Recorded data:
· · · · · · ·
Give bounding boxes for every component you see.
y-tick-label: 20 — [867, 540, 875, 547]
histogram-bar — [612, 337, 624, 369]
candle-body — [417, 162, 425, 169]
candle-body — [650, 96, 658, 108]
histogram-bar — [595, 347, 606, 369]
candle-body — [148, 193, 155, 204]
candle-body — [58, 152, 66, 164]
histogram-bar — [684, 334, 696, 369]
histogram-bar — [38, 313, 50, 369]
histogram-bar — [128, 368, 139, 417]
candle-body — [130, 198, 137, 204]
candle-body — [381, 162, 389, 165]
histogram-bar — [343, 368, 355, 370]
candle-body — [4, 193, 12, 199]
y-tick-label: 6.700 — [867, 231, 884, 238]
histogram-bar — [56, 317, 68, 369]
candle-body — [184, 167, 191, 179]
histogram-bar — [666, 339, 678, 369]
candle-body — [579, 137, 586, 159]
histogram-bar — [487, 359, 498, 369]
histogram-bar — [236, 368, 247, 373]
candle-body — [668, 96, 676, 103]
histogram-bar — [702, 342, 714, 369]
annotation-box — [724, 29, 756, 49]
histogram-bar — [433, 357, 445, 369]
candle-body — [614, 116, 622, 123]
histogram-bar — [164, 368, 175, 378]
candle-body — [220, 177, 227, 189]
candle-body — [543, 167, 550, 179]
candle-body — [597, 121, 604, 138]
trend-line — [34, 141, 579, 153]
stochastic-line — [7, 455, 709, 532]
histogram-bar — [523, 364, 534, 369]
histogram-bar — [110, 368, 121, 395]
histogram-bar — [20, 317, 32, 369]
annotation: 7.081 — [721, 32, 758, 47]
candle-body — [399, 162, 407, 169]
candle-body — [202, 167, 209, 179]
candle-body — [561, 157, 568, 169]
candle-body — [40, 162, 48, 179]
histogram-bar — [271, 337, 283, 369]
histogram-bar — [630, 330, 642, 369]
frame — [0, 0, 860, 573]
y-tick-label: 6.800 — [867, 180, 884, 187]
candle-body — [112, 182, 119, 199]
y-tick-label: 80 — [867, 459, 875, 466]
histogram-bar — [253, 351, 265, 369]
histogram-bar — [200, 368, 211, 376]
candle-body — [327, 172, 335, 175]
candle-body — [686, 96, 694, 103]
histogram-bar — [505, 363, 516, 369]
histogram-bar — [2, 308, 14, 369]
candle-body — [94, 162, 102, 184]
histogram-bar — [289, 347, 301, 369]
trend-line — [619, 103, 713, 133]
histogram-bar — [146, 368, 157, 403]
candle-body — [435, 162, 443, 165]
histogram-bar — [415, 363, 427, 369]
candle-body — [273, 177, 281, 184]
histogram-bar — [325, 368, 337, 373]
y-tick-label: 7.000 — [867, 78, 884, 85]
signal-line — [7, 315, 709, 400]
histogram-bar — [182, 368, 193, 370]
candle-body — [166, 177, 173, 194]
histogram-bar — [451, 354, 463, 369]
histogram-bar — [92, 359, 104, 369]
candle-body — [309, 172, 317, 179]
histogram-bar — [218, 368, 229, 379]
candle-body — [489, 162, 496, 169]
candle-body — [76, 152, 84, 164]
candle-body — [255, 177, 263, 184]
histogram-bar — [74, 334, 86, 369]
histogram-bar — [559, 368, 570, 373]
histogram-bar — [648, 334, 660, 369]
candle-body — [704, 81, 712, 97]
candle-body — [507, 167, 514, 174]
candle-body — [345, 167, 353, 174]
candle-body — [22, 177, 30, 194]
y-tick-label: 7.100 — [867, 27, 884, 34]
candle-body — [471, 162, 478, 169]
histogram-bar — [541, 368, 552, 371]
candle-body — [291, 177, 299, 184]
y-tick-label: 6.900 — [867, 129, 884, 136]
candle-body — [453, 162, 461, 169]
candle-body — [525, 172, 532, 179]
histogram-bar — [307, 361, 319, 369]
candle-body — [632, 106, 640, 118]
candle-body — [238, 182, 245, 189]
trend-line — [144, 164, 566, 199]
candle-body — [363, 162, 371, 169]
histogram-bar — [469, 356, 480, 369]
· · · · · · ·
Aim of the task: Write out every line of the listing above, character for character.

Reply:
Give bounding boxes for every component you see.
y-tick-label: 20 — [867, 540, 875, 547]
histogram-bar — [612, 337, 624, 369]
candle-body — [417, 162, 425, 169]
candle-body — [650, 96, 658, 108]
histogram-bar — [595, 347, 606, 369]
candle-body — [148, 193, 155, 204]
candle-body — [58, 152, 66, 164]
histogram-bar — [684, 334, 696, 369]
histogram-bar — [38, 313, 50, 369]
histogram-bar — [128, 368, 139, 417]
candle-body — [130, 198, 137, 204]
candle-body — [381, 162, 389, 165]
histogram-bar — [343, 368, 355, 370]
candle-body — [4, 193, 12, 199]
y-tick-label: 6.700 — [867, 231, 884, 238]
histogram-bar — [56, 317, 68, 369]
candle-body — [184, 167, 191, 179]
histogram-bar — [666, 339, 678, 369]
candle-body — [579, 137, 586, 159]
histogram-bar — [487, 359, 498, 369]
histogram-bar — [236, 368, 247, 373]
candle-body — [668, 96, 676, 103]
histogram-bar — [702, 342, 714, 369]
annotation-box — [724, 29, 756, 49]
histogram-bar — [433, 357, 445, 369]
candle-body — [614, 116, 622, 123]
histogram-bar — [164, 368, 175, 378]
candle-body — [220, 177, 227, 189]
candle-body — [543, 167, 550, 179]
candle-body — [597, 121, 604, 138]
trend-line — [34, 141, 579, 153]
stochastic-line — [7, 455, 709, 532]
histogram-bar — [523, 364, 534, 369]
histogram-bar — [110, 368, 121, 395]
histogram-bar — [20, 317, 32, 369]
annotation: 7.081 — [721, 32, 758, 47]
candle-body — [399, 162, 407, 169]
candle-body — [202, 167, 209, 179]
candle-body — [561, 157, 568, 169]
candle-body — [40, 162, 48, 179]
histogram-bar — [271, 337, 283, 369]
histogram-bar — [630, 330, 642, 369]
frame — [0, 0, 860, 573]
y-tick-label: 6.800 — [867, 180, 884, 187]
candle-body — [112, 182, 119, 199]
y-tick-label: 80 — [867, 459, 875, 466]
histogram-bar — [253, 351, 265, 369]
histogram-bar — [200, 368, 211, 376]
candle-body — [327, 172, 335, 175]
candle-body — [686, 96, 694, 103]
histogram-bar — [505, 363, 516, 369]
histogram-bar — [2, 308, 14, 369]
candle-body — [94, 162, 102, 184]
histogram-bar — [289, 347, 301, 369]
trend-line — [619, 103, 713, 133]
histogram-bar — [146, 368, 157, 403]
candle-body — [435, 162, 443, 165]
histogram-bar — [415, 363, 427, 369]
candle-body — [273, 177, 281, 184]
histogram-bar — [325, 368, 337, 373]
y-tick-label: 7.000 — [867, 78, 884, 85]
signal-line — [7, 315, 709, 400]
histogram-bar — [182, 368, 193, 370]
candle-body — [166, 177, 173, 194]
histogram-bar — [451, 354, 463, 369]
histogram-bar — [92, 359, 104, 369]
candle-body — [309, 172, 317, 179]
histogram-bar — [218, 368, 229, 379]
candle-body — [489, 162, 496, 169]
candle-body — [76, 152, 84, 164]
candle-body — [255, 177, 263, 184]
histogram-bar — [74, 334, 86, 369]
histogram-bar — [559, 368, 570, 373]
histogram-bar — [648, 334, 660, 369]
candle-body — [704, 81, 712, 97]
candle-body — [507, 167, 514, 174]
candle-body — [345, 167, 353, 174]
candle-body — [22, 177, 30, 194]
y-tick-label: 7.100 — [867, 27, 884, 34]
candle-body — [471, 162, 478, 169]
histogram-bar — [541, 368, 552, 371]
candle-body — [291, 177, 299, 184]
y-tick-label: 6.900 — [867, 129, 884, 136]
candle-body — [453, 162, 461, 169]
candle-body — [525, 172, 532, 179]
histogram-bar — [307, 361, 319, 369]
candle-body — [632, 106, 640, 118]
candle-body — [238, 182, 245, 189]
trend-line — [144, 164, 566, 199]
candle-body — [363, 162, 371, 169]
histogram-bar — [469, 356, 480, 369]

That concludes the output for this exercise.